TASK INSTRUCTIONS: Using the listing below, select the lines with the word "ylabel" and copy them.

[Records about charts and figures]
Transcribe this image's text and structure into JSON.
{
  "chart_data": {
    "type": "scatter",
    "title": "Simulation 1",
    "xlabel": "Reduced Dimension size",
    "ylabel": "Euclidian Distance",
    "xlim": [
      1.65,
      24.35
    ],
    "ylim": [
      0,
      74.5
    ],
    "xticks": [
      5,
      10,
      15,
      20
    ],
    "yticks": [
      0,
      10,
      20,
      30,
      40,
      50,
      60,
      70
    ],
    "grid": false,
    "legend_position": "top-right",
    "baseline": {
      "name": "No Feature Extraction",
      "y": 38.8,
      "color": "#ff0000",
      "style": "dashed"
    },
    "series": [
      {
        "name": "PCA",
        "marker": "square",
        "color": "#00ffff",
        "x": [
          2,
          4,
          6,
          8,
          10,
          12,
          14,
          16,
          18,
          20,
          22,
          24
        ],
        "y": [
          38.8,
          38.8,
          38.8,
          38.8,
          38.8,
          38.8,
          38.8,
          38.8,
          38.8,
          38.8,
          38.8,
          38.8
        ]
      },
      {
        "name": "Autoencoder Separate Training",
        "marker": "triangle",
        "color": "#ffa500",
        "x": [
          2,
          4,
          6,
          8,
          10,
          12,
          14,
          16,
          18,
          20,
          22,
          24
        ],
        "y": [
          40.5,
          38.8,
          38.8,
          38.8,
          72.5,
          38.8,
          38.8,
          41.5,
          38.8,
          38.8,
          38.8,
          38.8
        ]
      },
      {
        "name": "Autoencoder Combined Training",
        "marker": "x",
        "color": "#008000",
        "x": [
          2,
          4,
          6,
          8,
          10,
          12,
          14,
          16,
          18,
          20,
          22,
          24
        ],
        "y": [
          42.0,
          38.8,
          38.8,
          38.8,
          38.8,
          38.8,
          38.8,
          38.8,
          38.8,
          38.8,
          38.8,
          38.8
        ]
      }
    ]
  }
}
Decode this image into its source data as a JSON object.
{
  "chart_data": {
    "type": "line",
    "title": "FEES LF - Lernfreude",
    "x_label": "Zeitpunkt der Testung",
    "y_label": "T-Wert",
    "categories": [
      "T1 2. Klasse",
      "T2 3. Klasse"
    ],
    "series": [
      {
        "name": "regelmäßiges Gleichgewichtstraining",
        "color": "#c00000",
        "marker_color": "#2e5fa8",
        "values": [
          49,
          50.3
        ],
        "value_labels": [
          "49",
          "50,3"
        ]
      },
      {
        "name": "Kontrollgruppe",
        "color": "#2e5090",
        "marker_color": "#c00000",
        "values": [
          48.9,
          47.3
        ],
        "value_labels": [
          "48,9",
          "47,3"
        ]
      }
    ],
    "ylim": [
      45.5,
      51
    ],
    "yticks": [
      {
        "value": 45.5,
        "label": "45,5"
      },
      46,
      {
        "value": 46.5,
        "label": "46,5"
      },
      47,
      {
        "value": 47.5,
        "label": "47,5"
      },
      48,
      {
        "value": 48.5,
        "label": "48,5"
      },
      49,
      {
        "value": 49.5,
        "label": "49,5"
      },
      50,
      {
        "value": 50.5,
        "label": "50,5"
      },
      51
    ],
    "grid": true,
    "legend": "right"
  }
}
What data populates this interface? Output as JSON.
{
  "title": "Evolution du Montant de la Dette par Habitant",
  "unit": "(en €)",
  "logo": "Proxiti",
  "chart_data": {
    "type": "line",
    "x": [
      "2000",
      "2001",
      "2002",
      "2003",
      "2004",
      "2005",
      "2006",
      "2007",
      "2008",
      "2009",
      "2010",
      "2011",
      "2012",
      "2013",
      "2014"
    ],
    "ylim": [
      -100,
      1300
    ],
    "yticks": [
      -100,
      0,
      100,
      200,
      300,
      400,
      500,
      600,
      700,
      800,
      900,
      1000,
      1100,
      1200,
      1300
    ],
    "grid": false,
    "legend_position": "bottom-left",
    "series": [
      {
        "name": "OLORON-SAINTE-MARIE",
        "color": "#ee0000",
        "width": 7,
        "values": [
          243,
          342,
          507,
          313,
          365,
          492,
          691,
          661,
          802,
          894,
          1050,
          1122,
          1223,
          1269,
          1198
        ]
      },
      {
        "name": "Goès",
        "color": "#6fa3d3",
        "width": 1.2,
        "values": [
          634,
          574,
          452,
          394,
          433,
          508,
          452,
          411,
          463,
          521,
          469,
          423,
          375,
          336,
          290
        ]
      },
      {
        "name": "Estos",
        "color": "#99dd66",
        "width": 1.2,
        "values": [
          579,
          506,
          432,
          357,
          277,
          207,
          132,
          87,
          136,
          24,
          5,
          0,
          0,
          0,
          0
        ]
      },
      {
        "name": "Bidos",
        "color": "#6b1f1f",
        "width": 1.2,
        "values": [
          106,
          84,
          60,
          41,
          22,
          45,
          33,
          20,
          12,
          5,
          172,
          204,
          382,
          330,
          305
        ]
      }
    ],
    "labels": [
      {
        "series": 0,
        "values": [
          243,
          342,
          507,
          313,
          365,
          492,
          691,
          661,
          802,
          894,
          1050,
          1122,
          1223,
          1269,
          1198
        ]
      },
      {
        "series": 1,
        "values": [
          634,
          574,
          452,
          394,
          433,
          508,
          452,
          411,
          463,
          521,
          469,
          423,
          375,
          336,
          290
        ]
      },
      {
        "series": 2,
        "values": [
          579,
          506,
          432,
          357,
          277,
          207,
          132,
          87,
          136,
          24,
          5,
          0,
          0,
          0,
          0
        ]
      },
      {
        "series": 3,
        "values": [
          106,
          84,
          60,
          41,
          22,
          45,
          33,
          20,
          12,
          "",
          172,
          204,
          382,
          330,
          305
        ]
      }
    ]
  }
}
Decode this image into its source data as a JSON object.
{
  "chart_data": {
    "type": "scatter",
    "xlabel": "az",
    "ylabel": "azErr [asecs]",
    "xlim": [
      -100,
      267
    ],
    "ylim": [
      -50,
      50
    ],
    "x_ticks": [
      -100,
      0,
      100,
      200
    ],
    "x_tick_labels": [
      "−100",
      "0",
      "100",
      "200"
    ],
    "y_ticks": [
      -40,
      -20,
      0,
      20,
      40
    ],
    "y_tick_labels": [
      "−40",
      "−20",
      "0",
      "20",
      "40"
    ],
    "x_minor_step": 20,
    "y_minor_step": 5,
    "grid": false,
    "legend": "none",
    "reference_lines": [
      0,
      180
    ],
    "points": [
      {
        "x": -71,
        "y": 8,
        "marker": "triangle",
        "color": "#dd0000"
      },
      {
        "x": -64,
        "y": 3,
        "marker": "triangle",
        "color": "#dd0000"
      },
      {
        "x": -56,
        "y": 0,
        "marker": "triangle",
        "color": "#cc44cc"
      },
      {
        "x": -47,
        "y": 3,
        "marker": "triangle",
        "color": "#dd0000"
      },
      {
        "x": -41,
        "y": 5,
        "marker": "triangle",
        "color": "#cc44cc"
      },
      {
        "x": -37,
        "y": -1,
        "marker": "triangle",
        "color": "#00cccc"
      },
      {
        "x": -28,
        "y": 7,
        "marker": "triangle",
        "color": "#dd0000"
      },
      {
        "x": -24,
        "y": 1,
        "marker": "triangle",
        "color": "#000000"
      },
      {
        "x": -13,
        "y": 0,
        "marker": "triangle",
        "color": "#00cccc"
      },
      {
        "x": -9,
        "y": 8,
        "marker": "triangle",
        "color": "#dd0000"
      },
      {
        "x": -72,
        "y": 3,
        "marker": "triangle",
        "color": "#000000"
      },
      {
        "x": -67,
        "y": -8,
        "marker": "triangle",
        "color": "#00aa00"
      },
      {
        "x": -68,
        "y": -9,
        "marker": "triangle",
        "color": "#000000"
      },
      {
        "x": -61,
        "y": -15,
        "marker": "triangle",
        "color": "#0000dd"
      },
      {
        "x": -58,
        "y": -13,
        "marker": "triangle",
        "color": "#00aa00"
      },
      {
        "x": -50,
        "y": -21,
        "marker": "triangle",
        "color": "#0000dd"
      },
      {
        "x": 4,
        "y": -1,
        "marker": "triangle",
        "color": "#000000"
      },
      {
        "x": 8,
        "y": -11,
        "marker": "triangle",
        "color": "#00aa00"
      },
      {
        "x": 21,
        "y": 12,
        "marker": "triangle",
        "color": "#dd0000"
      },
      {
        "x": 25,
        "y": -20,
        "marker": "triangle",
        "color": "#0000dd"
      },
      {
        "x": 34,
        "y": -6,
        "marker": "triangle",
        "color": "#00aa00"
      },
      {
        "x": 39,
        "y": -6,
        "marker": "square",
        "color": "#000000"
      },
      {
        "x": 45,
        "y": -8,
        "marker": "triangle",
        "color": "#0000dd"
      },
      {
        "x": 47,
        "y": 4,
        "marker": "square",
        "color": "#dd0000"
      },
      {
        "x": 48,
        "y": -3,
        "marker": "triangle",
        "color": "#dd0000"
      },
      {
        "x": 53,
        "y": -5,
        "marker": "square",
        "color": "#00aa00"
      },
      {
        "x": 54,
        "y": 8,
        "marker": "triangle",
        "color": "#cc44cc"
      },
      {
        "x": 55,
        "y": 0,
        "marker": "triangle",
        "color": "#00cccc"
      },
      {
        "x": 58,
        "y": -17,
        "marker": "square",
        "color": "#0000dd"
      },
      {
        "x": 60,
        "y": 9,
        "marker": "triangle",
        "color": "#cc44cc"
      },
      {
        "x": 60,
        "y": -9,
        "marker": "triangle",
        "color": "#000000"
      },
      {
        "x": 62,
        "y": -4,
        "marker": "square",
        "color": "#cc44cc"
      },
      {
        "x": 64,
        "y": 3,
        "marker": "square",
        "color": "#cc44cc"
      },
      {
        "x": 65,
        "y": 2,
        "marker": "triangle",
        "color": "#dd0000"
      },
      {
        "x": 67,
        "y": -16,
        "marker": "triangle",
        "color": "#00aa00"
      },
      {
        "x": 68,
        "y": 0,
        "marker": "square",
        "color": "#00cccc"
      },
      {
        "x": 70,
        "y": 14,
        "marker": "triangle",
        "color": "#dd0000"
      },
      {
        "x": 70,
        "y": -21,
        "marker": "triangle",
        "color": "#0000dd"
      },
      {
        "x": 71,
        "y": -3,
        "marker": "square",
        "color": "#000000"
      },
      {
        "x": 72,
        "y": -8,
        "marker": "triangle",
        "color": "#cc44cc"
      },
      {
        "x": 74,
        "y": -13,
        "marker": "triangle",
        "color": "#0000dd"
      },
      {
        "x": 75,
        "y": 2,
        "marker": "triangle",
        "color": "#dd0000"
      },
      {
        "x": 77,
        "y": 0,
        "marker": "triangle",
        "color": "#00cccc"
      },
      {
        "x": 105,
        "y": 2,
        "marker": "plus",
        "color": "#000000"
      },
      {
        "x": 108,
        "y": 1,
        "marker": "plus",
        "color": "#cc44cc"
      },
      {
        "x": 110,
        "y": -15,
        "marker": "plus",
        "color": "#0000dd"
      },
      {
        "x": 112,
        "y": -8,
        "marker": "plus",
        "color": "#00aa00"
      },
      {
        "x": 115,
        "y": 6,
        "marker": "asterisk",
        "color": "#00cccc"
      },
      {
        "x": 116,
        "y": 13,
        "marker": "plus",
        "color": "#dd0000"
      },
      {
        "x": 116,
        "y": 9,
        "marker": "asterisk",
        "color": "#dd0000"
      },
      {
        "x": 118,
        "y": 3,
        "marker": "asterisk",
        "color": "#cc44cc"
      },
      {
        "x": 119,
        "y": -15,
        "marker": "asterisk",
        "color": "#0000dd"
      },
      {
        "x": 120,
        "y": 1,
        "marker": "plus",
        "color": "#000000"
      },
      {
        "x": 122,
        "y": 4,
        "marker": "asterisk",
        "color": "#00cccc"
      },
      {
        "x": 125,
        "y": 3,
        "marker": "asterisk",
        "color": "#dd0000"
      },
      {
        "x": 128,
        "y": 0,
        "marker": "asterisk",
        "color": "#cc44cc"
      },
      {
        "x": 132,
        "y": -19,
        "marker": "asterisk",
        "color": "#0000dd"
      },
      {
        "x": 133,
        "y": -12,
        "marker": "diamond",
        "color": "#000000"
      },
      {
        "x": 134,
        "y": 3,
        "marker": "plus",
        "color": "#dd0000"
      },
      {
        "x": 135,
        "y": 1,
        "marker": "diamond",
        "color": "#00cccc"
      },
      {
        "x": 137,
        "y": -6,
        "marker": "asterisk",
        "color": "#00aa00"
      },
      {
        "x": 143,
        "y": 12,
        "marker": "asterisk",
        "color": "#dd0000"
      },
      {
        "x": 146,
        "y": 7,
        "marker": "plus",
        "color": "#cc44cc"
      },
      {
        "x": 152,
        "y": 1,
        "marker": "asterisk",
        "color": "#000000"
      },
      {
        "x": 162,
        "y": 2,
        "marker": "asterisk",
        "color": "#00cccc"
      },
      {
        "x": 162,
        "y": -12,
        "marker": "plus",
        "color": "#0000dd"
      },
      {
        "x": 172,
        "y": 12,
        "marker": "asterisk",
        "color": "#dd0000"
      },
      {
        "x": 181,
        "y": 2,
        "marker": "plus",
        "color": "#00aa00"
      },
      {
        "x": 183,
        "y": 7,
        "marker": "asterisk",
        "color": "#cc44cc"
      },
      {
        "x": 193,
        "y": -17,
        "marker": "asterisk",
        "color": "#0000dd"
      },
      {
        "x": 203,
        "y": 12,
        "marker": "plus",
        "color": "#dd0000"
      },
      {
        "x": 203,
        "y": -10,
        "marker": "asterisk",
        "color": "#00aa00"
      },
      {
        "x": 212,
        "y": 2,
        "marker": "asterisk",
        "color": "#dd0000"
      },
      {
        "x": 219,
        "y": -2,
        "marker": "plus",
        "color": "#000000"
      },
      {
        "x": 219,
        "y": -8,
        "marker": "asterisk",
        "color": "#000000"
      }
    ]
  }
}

WRITTEN ANSWER:
    "ylabel": "Euclidian Distance",
    "ylabel": "azErr [asecs]",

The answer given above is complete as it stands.